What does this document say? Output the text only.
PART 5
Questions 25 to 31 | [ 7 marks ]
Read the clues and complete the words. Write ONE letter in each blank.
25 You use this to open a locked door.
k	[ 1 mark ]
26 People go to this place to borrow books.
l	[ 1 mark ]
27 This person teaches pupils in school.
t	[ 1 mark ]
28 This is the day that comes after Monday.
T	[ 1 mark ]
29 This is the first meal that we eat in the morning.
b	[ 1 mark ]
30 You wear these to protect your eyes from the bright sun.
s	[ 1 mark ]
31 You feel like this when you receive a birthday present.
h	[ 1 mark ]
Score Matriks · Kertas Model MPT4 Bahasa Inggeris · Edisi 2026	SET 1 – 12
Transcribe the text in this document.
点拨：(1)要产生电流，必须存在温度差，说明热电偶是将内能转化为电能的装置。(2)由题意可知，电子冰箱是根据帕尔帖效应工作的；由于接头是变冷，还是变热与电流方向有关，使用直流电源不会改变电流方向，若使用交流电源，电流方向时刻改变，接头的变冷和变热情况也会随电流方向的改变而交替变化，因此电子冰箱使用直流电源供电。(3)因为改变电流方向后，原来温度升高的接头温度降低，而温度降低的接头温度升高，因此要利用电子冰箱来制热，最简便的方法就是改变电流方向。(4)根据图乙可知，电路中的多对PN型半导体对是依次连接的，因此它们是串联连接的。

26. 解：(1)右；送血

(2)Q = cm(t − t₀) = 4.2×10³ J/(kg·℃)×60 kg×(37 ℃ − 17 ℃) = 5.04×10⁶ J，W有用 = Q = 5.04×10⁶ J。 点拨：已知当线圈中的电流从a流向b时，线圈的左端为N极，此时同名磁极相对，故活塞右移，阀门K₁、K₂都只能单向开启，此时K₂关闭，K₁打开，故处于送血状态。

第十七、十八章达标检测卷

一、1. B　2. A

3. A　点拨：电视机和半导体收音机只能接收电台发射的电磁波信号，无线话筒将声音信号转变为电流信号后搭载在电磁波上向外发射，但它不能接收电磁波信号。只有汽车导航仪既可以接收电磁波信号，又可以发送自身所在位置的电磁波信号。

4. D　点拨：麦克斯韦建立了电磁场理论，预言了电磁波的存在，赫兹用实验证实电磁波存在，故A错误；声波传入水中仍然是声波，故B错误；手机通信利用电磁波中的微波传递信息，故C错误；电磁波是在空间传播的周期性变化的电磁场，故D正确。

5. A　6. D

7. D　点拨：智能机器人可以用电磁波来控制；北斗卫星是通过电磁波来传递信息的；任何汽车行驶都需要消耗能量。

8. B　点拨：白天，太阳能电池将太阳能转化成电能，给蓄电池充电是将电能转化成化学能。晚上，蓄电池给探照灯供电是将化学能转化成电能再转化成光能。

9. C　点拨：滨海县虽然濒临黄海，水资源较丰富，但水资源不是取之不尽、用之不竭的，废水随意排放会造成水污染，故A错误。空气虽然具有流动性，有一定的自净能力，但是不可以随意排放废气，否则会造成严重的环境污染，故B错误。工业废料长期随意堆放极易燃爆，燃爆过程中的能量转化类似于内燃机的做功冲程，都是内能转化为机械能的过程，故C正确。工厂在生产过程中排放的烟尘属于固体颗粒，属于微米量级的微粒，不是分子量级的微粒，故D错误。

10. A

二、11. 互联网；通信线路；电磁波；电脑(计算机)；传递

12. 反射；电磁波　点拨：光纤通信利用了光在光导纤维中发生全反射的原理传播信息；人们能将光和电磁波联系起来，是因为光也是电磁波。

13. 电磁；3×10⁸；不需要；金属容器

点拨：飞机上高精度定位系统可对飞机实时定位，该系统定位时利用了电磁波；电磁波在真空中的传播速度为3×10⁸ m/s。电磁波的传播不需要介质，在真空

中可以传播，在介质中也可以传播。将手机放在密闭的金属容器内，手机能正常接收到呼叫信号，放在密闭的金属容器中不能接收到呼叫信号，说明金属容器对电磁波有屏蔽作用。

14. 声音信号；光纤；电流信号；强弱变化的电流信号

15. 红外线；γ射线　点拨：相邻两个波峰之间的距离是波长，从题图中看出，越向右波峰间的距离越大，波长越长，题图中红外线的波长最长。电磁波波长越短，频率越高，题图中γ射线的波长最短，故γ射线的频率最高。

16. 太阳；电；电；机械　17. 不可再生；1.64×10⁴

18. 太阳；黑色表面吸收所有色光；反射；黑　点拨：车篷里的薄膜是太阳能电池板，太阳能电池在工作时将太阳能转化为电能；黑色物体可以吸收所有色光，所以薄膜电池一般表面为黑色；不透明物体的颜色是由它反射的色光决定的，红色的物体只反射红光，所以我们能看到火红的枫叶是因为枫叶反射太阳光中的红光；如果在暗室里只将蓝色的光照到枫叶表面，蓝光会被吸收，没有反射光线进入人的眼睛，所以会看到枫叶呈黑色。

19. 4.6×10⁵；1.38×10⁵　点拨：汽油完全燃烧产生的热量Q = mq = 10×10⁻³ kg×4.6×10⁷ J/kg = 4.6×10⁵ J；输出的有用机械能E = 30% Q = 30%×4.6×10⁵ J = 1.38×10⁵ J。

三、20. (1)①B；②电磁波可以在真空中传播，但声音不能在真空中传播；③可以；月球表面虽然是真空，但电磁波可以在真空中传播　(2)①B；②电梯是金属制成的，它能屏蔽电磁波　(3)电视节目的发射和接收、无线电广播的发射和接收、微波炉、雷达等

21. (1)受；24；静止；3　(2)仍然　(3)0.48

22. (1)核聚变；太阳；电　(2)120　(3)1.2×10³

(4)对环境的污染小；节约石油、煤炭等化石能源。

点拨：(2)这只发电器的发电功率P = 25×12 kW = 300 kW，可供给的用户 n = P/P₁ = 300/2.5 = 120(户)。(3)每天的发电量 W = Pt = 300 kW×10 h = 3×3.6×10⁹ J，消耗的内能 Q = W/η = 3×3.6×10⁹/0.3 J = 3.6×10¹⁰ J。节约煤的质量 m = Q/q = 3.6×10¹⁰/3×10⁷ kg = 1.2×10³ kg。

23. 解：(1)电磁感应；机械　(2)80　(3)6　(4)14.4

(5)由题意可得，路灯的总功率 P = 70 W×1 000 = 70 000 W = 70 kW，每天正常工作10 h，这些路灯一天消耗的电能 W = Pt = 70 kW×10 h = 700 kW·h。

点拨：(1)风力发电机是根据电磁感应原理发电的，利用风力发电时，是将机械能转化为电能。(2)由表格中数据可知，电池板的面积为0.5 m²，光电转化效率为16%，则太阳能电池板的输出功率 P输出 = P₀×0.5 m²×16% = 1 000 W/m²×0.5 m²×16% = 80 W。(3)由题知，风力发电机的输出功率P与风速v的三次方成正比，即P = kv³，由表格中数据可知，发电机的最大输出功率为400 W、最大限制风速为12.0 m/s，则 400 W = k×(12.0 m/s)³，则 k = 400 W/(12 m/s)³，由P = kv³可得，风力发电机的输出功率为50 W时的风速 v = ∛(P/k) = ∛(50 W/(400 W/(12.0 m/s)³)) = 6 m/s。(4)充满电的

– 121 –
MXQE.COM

....

JOB:
Transcribe each entry precisely, missing none.

SOLUTION FOR THIS EXERCISE:
What does this document say? Output the text only.
PART 5
Questions 25 to 31 | [ 7 marks ]
Read the clues and complete the words. Write ONE letter in each blank.
25 You use this to open a locked door.
k	[ 1 mark ]
26 People go to this place to borrow books.
l	[ 1 mark ]
27 This person teaches pupils in school.
t	[ 1 mark ]
28 This is the day that comes after Monday.
T	[ 1 mark ]
29 This is the first meal that we eat in the morning.
b	[ 1 mark ]
30 You wear these to protect your eyes from the bright sun.
s	[ 1 mark ]
31 You feel like this when you receive a birthday present.
h	[ 1 mark ]
Score Matriks · Kertas Model MPT4 Bahasa Inggeris · Edisi 2026	SET 1 – 12
Transcribe the text in this document.
点拨：(1)要产生电流，必须存在温度差，说明热电偶是将内能转化为电能的装置。(2)由题意可知，电子冰箱是根据帕尔帖效应工作的；由于接头是变冷，还是变热与电流方向有关，使用直流电源不会改变电流方向，若使用交流电源，电流方向时刻改变，接头的变冷和变热情况也会随电流方向的改变而交替变化，因此电子冰箱使用直流电源供电。(3)因为改变电流方向后，原来温度升高的接头温度降低，而温度降低的接头温度升高，因此要利用电子冰箱来制热，最简便的方法就是改变电流方向。(4)根据图乙可知，电路中的多对PN型半导体对是依次连接的，因此它们是串联连接的。

26. 解：(1)右；送血

(2)Q = cm(t − t₀) = 4.2×10³ J/(kg·℃)×60 kg×(37 ℃ − 17 ℃) = 5.04×10⁶ J，W有用 = Q = 5.04×10⁶ J。 点拨：已知当线圈中的电流从a流向b时，线圈的左端为N极，此时同名磁极相对，故活塞右移，阀门K₁、K₂都只能单向开启，此时K₂关闭，K₁打开，故处于送血状态。

第十七、十八章达标检测卷

一、1. B　2. A

3. A　点拨：电视机和半导体收音机只能接收电台发射的电磁波信号，无线话筒将声音信号转变为电流信号后搭载在电磁波上向外发射，但它不能接收电磁波信号。只有汽车导航仪既可以接收电磁波信号，又可以发送自身所在位置的电磁波信号。

4. D　点拨：麦克斯韦建立了电磁场理论，预言了电磁波的存在，赫兹用实验证实电磁波存在，故A错误；声波传入水中仍然是声波，故B错误；手机通信利用电磁波中的微波传递信息，故C错误；电磁波是在空间传播的周期性变化的电磁场，故D正确。

5. A　6. D

7. D　点拨：智能机器人可以用电磁波来控制；北斗卫星是通过电磁波来传递信息的；任何汽车行驶都需要消耗能量。

8. B　点拨：白天，太阳能电池将太阳能转化成电能，给蓄电池充电是将电能转化成化学能。晚上，蓄电池给探照灯供电是将化学能转化成电能再转化成光能。

9. C　点拨：滨海县虽然濒临黄海，水资源较丰富，但水资源不是取之不尽、用之不竭的，废水随意排放会造成水污染，故A错误。空气虽然具有流动性，有一定的自净能力，但是不可以随意排放废气，否则会造成严重的环境污染，故B错误。工业废料长期随意堆放极易燃爆，燃爆过程中的能量转化类似于内燃机的做功冲程，都是内能转化为机械能的过程，故C正确。工厂在生产过程中排放的烟尘属于固体颗粒，属于微米量级的微粒，不是分子量级的微粒，故D错误。

10. A

二、11. 互联网；通信线路；电磁波；电脑(计算机)；传递

12. 反射；电磁波　点拨：光纤通信利用了光在光导纤维中发生全反射的原理传播信息；人们能将光和电磁波联系起来，是因为光也是电磁波。

13. 电磁；3×10⁸；不需要；金属容器

点拨：飞机上高精度定位系统可对飞机实时定位，该系统定位时利用了电磁波；电磁波在真空中的传播速度为3×10⁸ m/s。电磁波的传播不需要介质，在真空

中可以传播，在介质中也可以传播。将手机放在密闭的金属容器内，手机能正常接收到呼叫信号，放在密闭的金属容器中不能接收到呼叫信号，说明金属容器对电磁波有屏蔽作用。

14. 声音信号；光纤；电流信号；强弱变化的电流信号

15. 红外线；γ射线　点拨：相邻两个波峰之间的距离是波长，从题图中看出，越向右波峰间的距离越大，波长越长，题图中红外线的波长最长。电磁波波长越短，频率越高，题图中γ射线的波长最短，故γ射线的频率最高。

16. 太阳；电；电；机械　17. 不可再生；1.64×10⁴

18. 太阳；黑色表面吸收所有色光；反射；黑　点拨：车篷里的薄膜是太阳能电池板，太阳能电池在工作时将太阳能转化为电能；黑色物体可以吸收所有色光，所以薄膜电池一般表面为黑色；不透明物体的颜色是由它反射的色光决定的，红色的物体只反射红光，所以我们能看到火红的枫叶是因为枫叶反射太阳光中的红光；如果在暗室里只将蓝色的光照到枫叶表面，蓝光会被吸收，没有反射光线进入人的眼睛，所以会看到枫叶呈黑色。

19. 4.6×10⁵；1.38×10⁵　点拨：汽油完全燃烧产生的热量Q = mq = 10×10⁻³ kg×4.6×10⁷ J/kg = 4.6×10⁵ J；输出的有用机械能E = 30% Q = 30%×4.6×10⁵ J = 1.38×10⁵ J。

三、20. (1)①B；②电磁波可以在真空中传播，但声音不能在真空中传播；③可以；月球表面虽然是真空，但电磁波可以在真空中传播　(2)①B；②电梯是金属制成的，它能屏蔽电磁波　(3)电视节目的发射和接收、无线电广播的发射和接收、微波炉、雷达等

21. (1)受；24；静止；3　(2)仍然　(3)0.48

22. (1)核聚变；太阳；电　(2)120　(3)1.2×10³

(4)对环境的污染小；节约石油、煤炭等化石能源。

点拨：(2)这只发电器的发电功率P = 25×12 kW = 300 kW，可供给的用户 n = P/P₁ = 300/2.5 = 120(户)。(3)每天的发电量 W = Pt = 300 kW×10 h = 3×3.6×10⁹ J，消耗的内能 Q = W/η = 3×3.6×10⁹/0.3 J = 3.6×10¹⁰ J。节约煤的质量 m = Q/q = 3.6×10¹⁰/3×10⁷ kg = 1.2×10³ kg。

23. 解：(1)电磁感应；机械　(2)80　(3)6　(4)14.4

(5)由题意可得，路灯的总功率 P = 70 W×1 000 = 70 000 W = 70 kW，每天正常工作10 h，这些路灯一天消耗的电能 W = Pt = 70 kW×10 h = 700 kW·h。

点拨：(1)风力发电机是根据电磁感应原理发电的，利用风力发电时，是将机械能转化为电能。(2)由表格中数据可知，电池板的面积为0.5 m²，光电转化效率为16%，则太阳能电池板的输出功率 P输出 = P₀×0.5 m²×16% = 1 000 W/m²×0.5 m²×16% = 80 W。(3)由题知，风力发电机的输出功率P与风速v的三次方成正比，即P = kv³，由表格中数据可知，发电机的最大输出功率为400 W、最大限制风速为12.0 m/s，则 400 W = k×(12.0 m/s)³，则 k = 400 W/(12 m/s)³，由P = kv³可得，风力发电机的输出功率为50 W时的风速 v = ∛(P/k) = ∛(50 W/(400 W/(12.0 m/s)³)) = 6 m/s。(4)充满电的

– 121 –
MXQE.COM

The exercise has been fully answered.